== INFORMATION PROVIDED ==
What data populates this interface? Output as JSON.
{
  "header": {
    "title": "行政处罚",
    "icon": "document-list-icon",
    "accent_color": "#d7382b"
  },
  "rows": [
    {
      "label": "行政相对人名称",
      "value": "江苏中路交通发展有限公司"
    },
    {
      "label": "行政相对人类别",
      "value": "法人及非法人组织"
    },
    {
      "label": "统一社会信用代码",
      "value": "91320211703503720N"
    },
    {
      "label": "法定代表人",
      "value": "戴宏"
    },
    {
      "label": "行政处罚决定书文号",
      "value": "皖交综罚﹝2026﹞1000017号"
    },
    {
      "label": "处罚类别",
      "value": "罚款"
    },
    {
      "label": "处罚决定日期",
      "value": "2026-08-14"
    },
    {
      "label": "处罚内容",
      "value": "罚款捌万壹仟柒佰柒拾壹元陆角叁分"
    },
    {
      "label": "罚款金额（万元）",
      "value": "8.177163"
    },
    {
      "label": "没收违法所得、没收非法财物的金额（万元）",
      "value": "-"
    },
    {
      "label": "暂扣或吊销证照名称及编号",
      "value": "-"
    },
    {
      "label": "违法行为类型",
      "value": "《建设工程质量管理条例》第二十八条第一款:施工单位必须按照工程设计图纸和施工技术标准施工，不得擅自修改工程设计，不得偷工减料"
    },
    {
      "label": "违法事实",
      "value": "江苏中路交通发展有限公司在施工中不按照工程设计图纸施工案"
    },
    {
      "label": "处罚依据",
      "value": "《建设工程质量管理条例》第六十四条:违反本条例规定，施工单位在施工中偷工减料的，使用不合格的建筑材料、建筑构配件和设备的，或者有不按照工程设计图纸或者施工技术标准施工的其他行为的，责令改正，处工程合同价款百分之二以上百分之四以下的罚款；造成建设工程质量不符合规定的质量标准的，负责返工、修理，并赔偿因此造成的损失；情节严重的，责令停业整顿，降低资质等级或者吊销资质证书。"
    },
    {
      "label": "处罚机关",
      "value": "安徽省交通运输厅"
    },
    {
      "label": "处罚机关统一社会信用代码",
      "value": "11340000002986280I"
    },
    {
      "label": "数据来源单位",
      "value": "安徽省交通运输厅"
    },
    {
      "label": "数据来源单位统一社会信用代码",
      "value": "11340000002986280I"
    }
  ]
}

== WRITTEN EXERCISE ==
Give the entries again in full, exactly as they are written.

== ANSWER IN FULL ==
What data populates this interface? Output as JSON.
{
  "header": {
    "title": "行政处罚",
    "icon": "document-list-icon",
    "accent_color": "#d7382b"
  },
  "rows": [
    {
      "label": "行政相对人名称",
      "value": "江苏中路交通发展有限公司"
    },
    {
      "label": "行政相对人类别",
      "value": "法人及非法人组织"
    },
    {
      "label": "统一社会信用代码",
      "value": "91320211703503720N"
    },
    {
      "label": "法定代表人",
      "value": "戴宏"
    },
    {
      "label": "行政处罚决定书文号",
      "value": "皖交综罚﹝2026﹞1000017号"
    },
    {
      "label": "处罚类别",
      "value": "罚款"
    },
    {
      "label": "处罚决定日期",
      "value": "2026-08-14"
    },
    {
      "label": "处罚内容",
      "value": "罚款捌万壹仟柒佰柒拾壹元陆角叁分"
    },
    {
      "label": "罚款金额（万元）",
      "value": "8.177163"
    },
    {
      "label": "没收违法所得、没收非法财物的金额（万元）",
      "value": "-"
    },
    {
      "label": "暂扣或吊销证照名称及编号",
      "value": "-"
    },
    {
      "label": "违法行为类型",
      "value": "《建设工程质量管理条例》第二十八条第一款:施工单位必须按照工程设计图纸和施工技术标准施工，不得擅自修改工程设计，不得偷工减料"
    },
    {
      "label": "违法事实",
      "value": "江苏中路交通发展有限公司在施工中不按照工程设计图纸施工案"
    },
    {
      "label": "处罚依据",
      "value": "《建设工程质量管理条例》第六十四条:违反本条例规定，施工单位在施工中偷工减料的，使用不合格的建筑材料、建筑构配件和设备的，或者有不按照工程设计图纸或者施工技术标准施工的其他行为的，责令改正，处工程合同价款百分之二以上百分之四以下的罚款；造成建设工程质量不符合规定的质量标准的，负责返工、修理，并赔偿因此造成的损失；情节严重的，责令停业整顿，降低资质等级或者吊销资质证书。"
    },
    {
      "label": "处罚机关",
      "value": "安徽省交通运输厅"
    },
    {
      "label": "处罚机关统一社会信用代码",
      "value": "11340000002986280I"
    },
    {
      "label": "数据来源单位",
      "value": "安徽省交通运输厅"
    },
    {
      "label": "数据来源单位统一社会信用代码",
      "value": "11340000002986280I"
    }
  ]
}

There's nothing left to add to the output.